§ **SHORT PROBLEM 1**
Copy the records word for word, from the first line of the records through the line containing "legend-level: 300: [276, 159, 297, 172]", with both of those lines included.

§ **SELECTED EXCERPT**
....
# Leverage for Wealth Part 2



## dennisll (24 May 2006)

I'm sure there are a lot of forum members here who already use leverage _(See Part 1 of this thread here)_.  I think it would be great if we can share our strategies on how we can all use leverage to build wealth.  Here is my strategy:

A. Have a solid pool of high-LVR stocks as a base
B. Maintain the LVR
C. Use dividends to pay off the Margin Loan or buy more shares
D. Limit low to no LVR stocks to 10% or less of the portfolio
E. Have between 6 and 12 stocks in the portfolio at all times
F. Always have some cash for emergency

A. Have a solid pool of high-LVR stocks as a base
Building a portfolio around high-LVR stocks keeps my maximum allowable LVR on the high side, allowing for more funds to be invested.  These stocks vary from broker to broker but generally they are big, blue chip companies.  Comsec, for example, lends up to 75% on stocks like the big banks, BHP, RIO or WOW.  These stocks tend to be less volatile than most stocks, which keeps my LVR volatility low as well.  These stocks also usually have good yields, whose benefits I will discuss later on.  The main point here is that with higher LVR stocks, more money can be put to work.

B. Maintain the LVR range
I have a set an LVR range in mind and always maintain it.  For example my target LVR is 45% to 55%.  If the portfolio value has been steadily growing, my LVR will be dropping since the size of the loan will be getting smaller compared to the value of the portfolio.  When this occurs, further investment is made to raise the LVR back to within the range.  By doing this, I can magnify the benefits of the bull market using more borrowed money and yet still have a decent buffer to protect against a downturn.  Just as a stop is raised to protect more profit, the LVR is raised when it has fallen below the range to increase the potential profit.  Note that if I was more bearish than usual I can raise the LVR to the lower end of the range to have a bigger buffer.  On the flipside, if the market starts falling and the LVR goes above the range, usually stops are already being hit and stocks are being sold, taking the portfolio back to within the range.  If necessary, I allocate extra funds taken from the emergency cash fund (see below).
....
§ **PROVIDED ENTRIES**
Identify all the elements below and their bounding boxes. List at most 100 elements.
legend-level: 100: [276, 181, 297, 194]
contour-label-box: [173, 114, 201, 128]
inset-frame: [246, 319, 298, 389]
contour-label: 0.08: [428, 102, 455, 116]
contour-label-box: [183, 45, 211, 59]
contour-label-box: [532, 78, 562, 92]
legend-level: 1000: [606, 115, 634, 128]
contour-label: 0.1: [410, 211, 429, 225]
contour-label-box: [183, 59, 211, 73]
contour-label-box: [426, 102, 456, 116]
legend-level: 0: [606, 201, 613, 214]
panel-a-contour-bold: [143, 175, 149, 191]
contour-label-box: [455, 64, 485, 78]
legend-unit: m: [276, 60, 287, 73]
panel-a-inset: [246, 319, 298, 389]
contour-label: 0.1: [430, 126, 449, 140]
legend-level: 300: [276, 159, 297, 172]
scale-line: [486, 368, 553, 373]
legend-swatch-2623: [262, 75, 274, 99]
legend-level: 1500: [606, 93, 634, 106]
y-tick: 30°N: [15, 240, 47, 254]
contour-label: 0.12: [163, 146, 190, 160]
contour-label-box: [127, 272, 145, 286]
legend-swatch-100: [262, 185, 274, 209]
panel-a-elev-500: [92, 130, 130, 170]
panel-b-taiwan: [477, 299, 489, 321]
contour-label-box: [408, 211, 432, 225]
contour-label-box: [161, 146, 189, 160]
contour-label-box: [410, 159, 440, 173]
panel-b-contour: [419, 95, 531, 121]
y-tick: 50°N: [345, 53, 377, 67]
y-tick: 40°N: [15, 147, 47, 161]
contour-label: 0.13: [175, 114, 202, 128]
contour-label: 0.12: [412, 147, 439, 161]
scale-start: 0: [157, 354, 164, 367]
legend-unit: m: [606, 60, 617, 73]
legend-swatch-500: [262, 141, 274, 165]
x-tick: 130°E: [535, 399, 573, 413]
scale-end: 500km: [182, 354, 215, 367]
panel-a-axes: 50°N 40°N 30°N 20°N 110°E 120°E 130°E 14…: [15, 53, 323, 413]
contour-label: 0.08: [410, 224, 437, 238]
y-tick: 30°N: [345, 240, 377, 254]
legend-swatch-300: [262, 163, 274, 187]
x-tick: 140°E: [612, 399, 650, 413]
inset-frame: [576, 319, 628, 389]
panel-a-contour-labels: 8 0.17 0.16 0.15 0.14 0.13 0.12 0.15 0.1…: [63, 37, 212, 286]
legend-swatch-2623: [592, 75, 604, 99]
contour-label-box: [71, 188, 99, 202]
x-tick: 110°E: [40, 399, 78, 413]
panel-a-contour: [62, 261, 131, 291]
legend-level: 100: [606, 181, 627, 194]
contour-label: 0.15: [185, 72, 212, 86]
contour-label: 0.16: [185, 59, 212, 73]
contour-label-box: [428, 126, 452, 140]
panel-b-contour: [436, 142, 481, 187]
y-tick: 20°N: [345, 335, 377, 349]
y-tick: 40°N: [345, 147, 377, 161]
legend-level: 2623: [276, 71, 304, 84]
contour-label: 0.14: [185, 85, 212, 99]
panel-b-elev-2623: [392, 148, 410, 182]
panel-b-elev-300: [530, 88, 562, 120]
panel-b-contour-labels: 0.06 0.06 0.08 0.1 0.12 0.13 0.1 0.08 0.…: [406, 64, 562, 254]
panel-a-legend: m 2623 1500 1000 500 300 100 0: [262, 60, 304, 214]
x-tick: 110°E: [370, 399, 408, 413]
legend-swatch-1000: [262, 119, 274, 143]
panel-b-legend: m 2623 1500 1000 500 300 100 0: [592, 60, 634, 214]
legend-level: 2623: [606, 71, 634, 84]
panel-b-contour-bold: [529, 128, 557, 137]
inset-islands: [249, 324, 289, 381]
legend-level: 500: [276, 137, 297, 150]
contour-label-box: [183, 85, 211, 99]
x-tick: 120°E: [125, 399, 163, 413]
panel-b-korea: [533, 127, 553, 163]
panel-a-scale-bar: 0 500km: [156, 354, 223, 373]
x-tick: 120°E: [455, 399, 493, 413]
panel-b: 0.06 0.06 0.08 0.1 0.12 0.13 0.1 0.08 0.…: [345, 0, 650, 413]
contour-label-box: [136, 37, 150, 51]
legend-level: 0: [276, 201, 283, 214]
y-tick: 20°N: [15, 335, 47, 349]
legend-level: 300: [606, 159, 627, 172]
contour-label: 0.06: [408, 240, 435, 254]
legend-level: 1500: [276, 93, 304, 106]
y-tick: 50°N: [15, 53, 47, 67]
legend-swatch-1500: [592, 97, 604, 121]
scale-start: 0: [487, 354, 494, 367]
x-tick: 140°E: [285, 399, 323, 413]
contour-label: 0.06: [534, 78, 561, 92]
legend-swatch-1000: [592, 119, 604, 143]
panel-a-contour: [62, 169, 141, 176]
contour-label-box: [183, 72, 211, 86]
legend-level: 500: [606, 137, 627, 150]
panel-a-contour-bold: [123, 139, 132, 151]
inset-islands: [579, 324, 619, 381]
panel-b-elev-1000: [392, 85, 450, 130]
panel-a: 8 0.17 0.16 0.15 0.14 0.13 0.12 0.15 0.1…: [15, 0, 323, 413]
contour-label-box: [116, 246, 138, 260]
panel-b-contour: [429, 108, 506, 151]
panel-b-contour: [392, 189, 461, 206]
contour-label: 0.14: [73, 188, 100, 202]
....
§ **SHORT PROBLEM 2**
Summarize the forum post on using leverage for wealth in two sentences.

§ **CORRECT ANSWER 1**
Identify all the elements below and their bounding boxes. List at most 100 elements.
legend-level: 100: [276, 181, 297, 194]
contour-label-box: [173, 114, 201, 128]
inset-frame: [246, 319, 298, 389]
contour-label: 0.08: [428, 102, 455, 116]
contour-label-box: [183, 45, 211, 59]
contour-label-box: [532, 78, 562, 92]
legend-level: 1000: [606, 115, 634, 128]
contour-label: 0.1: [410, 211, 429, 225]
contour-label-box: [183, 59, 211, 73]
contour-label-box: [426, 102, 456, 116]
legend-level: 0: [606, 201, 613, 214]
panel-a-contour-bold: [143, 175, 149, 191]
contour-label-box: [455, 64, 485, 78]
legend-unit: m: [276, 60, 287, 73]
panel-a-inset: [246, 319, 298, 389]
contour-label: 0.1: [430, 126, 449, 140]
legend-level: 300: [276, 159, 297, 172]

§ **CORRECT ANSWER 2**
The post lays out a six-point leverage strategy: build around high-LVR stocks, keep the LVR within a set range, use dividends to repay the margin loan or buy shares, cap low-LVR stocks at 10% or less, hold 6 to 12 stocks, and keep emergency cash. High-LVR stocks, generally big blue chips, let more money be invested with lower volatility, and a target LVR of 45% to 55% is maintained by investing more when rising values push it below the range and by relying on stops being hit, or on emergency cash if necessary, when falls push it above.